From the records, pick out and copy each line containing "Totalmente".

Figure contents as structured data
•••

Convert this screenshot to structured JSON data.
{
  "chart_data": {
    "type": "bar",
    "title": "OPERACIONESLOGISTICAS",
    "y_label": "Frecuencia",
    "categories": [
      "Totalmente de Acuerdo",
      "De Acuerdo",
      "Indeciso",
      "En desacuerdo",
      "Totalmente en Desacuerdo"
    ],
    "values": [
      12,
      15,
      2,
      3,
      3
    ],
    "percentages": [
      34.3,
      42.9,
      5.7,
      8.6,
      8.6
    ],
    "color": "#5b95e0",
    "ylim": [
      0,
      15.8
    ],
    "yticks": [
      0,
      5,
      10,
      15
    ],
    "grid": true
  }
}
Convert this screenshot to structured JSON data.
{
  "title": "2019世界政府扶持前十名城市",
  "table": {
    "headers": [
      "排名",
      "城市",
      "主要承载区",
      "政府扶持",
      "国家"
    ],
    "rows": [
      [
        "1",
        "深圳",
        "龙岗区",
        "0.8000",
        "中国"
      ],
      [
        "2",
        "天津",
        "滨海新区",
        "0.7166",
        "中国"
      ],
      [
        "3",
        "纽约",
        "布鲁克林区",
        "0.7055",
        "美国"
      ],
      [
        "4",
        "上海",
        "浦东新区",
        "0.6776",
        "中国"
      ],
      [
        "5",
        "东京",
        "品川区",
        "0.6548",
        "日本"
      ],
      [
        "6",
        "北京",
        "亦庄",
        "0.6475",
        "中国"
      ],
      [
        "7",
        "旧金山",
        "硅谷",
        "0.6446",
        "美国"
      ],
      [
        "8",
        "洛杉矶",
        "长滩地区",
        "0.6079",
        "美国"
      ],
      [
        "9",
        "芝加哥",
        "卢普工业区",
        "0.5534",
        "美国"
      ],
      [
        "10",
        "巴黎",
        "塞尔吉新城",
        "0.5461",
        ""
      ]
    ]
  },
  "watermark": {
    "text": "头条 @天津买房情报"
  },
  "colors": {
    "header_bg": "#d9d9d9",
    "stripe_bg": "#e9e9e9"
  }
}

•••

Answer for this exercise
      "Totalmente de Acuerdo",
      "Totalmente en Desacuerdo"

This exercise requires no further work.